**REQUIRED TASK**
Exclude the pictures and retype the entries as written.

**GIVEN RECORDS**
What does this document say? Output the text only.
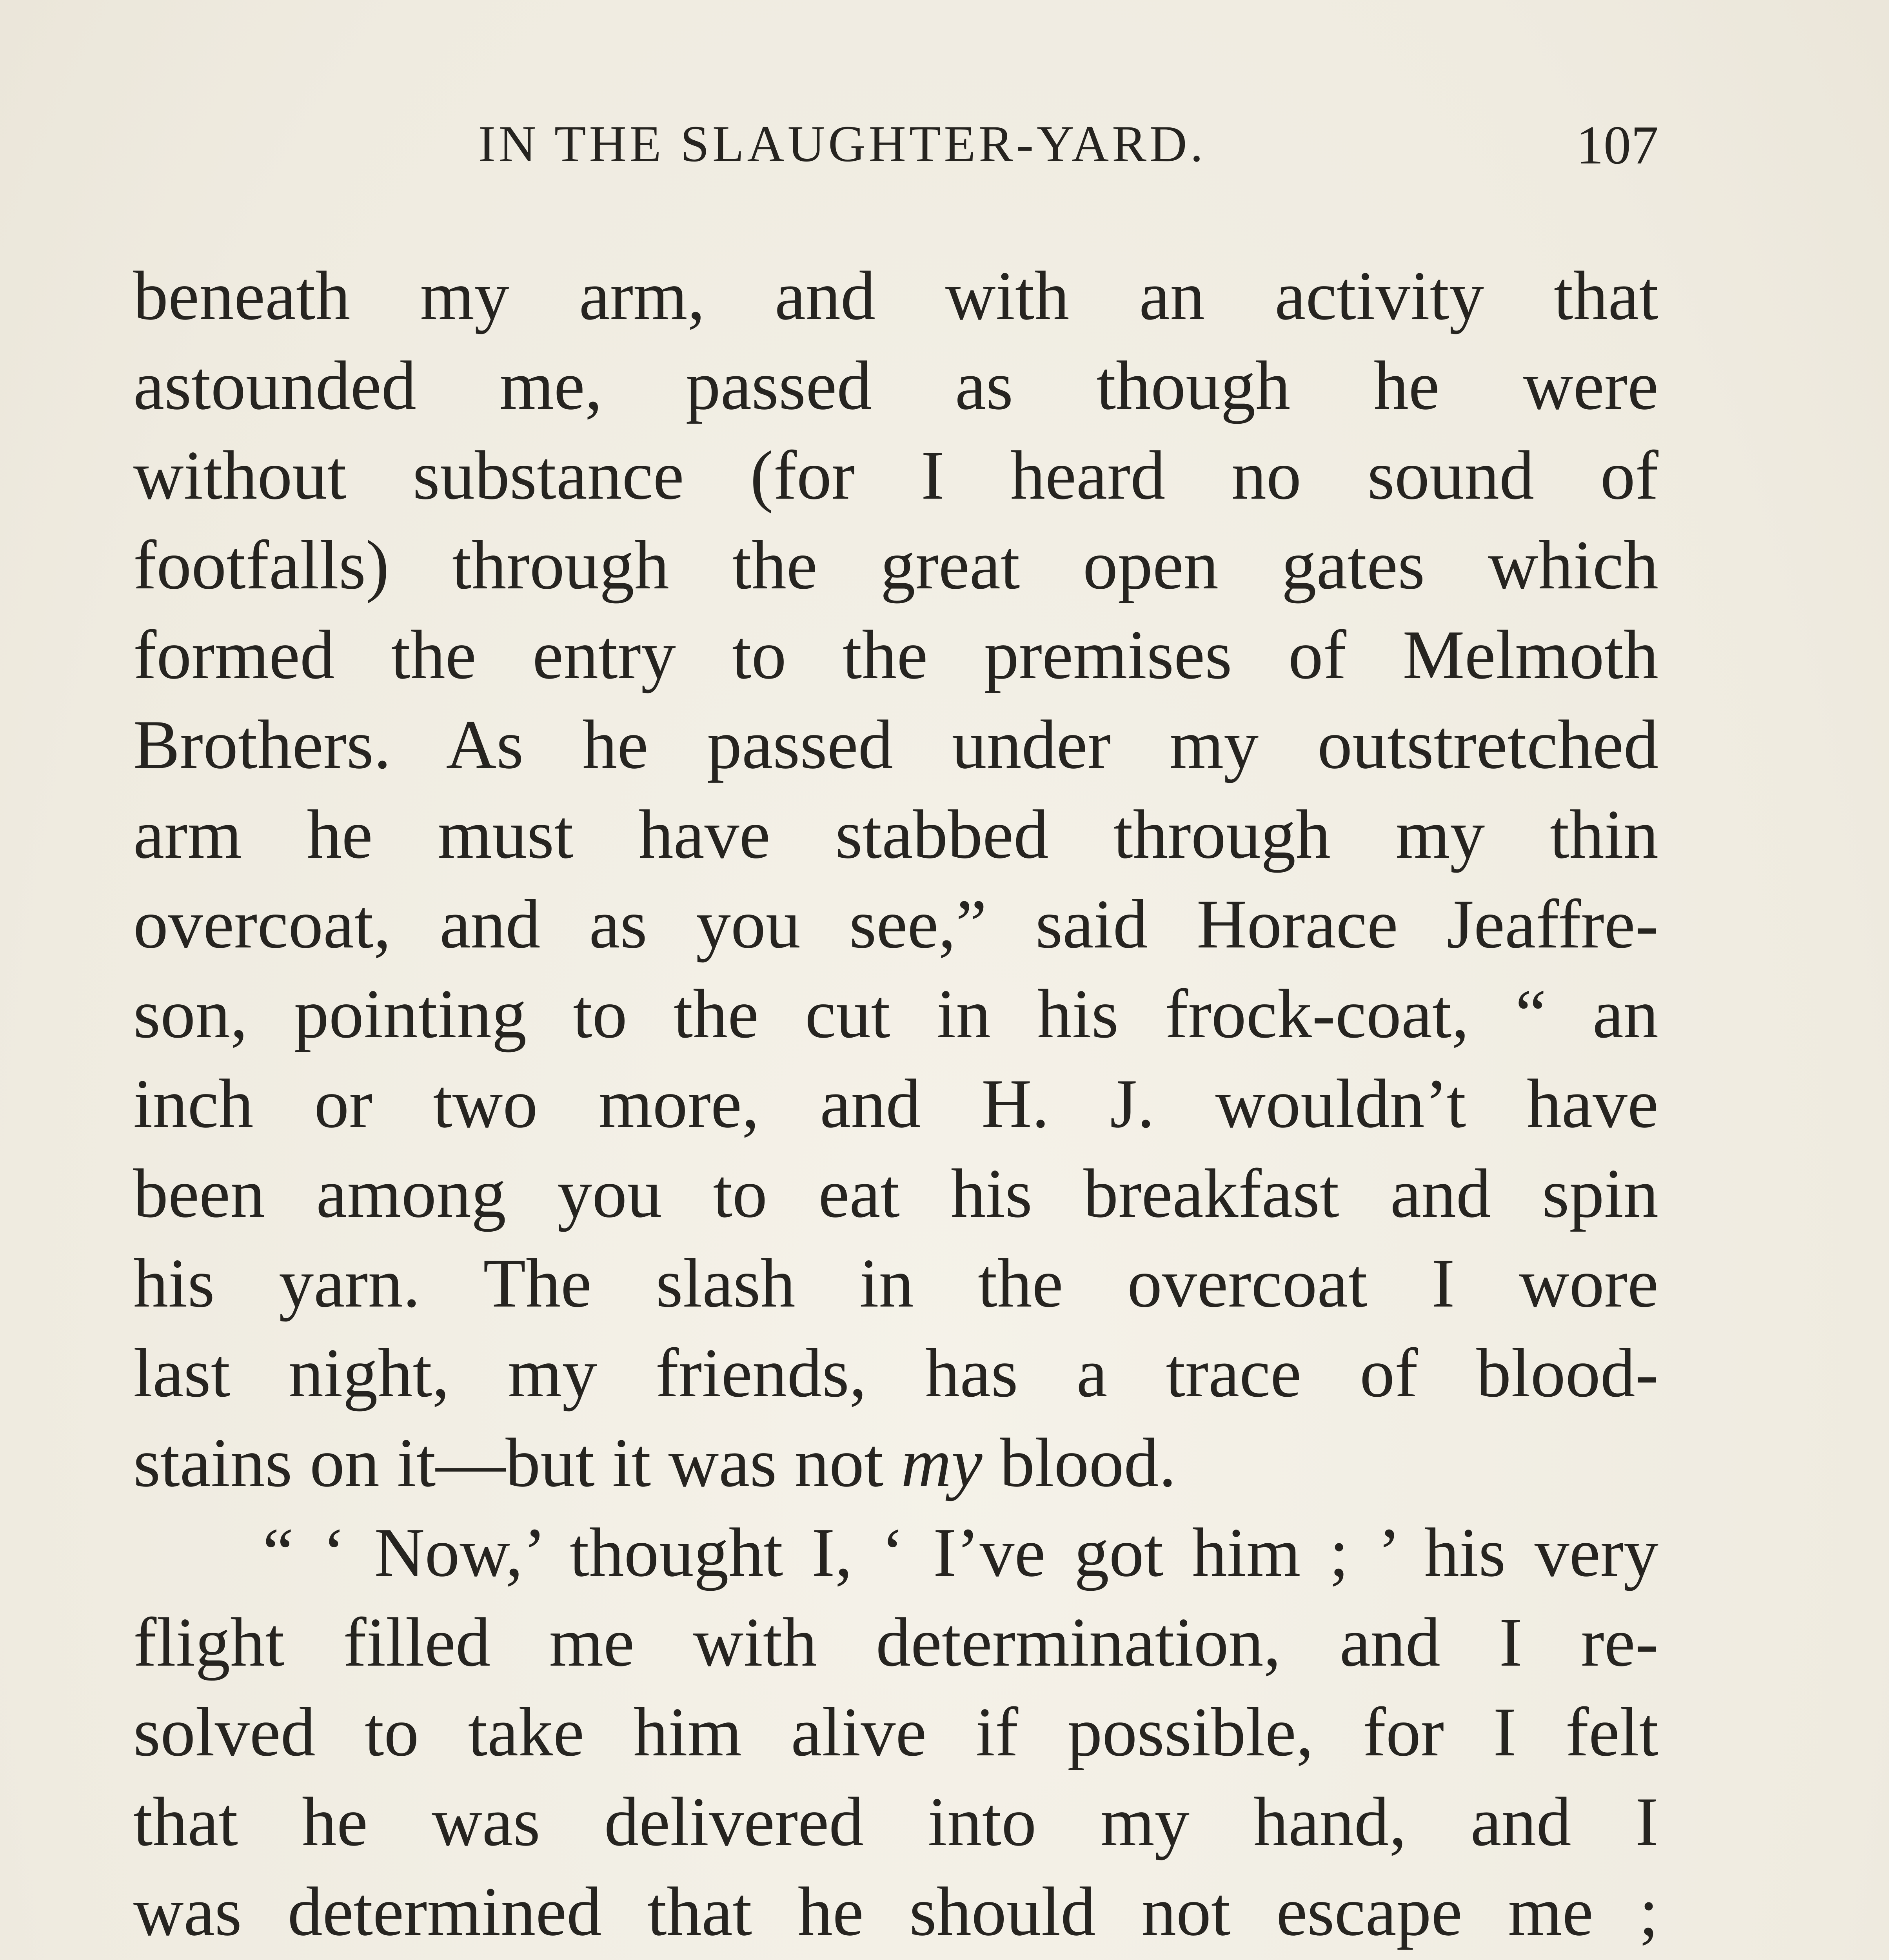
IN THE SLAUGHTER-YARD.	107
beneath my arm, and with an activity that
astounded me, passed as though he were
without substance (for I heard no sound of
footfalls) through the great open gates which
formed the entry to the premises of Melmoth
Brothers. As he passed under my outstretched
arm he must have stabbed through my thin
overcoat, and as you see,” said Horace Jeaffre-
son, pointing to the cut in his frock-coat, “ an
inch or two more, and H. J. wouldn’t have
been among you to eat his breakfast and spin
his yarn. The slash in the overcoat I wore
last night, my friends, has a trace of blood-
stains on it—but it was not my blood.
“ ‘ Now,’ thought I, ‘ I’ve got him ; ’ his very
flight filled me with determination, and I re-
solved to take him alive if possible, for I felt
that he was delivered into my hand, and I
was determined that he should not escape me ;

**ANSWER TO THIS TASK**
What does this document say? Output the text only.
IN THE SLAUGHTER-YARD.	107
beneath my arm, and with an activity that
astounded me, passed as though he were
without substance (for I heard no sound of
footfalls) through the great open gates which
formed the entry to the premises of Melmoth
Brothers. As he passed under my outstretched
arm he must have stabbed through my thin
overcoat, and as you see,” said Horace Jeaffre-
son, pointing to the cut in his frock-coat, “ an
inch or two more, and H. J. wouldn’t have
been among you to eat his breakfast and spin
his yarn. The slash in the overcoat I wore
last night, my friends, has a trace of blood-
stains on it—but it was not my blood.
“ ‘ Now,’ thought I, ‘ I’ve got him ; ’ his very
flight filled me with determination, and I re-
solved to take him alive if possible, for I felt
that he was delivered into my hand, and I
was determined that he should not escape me ;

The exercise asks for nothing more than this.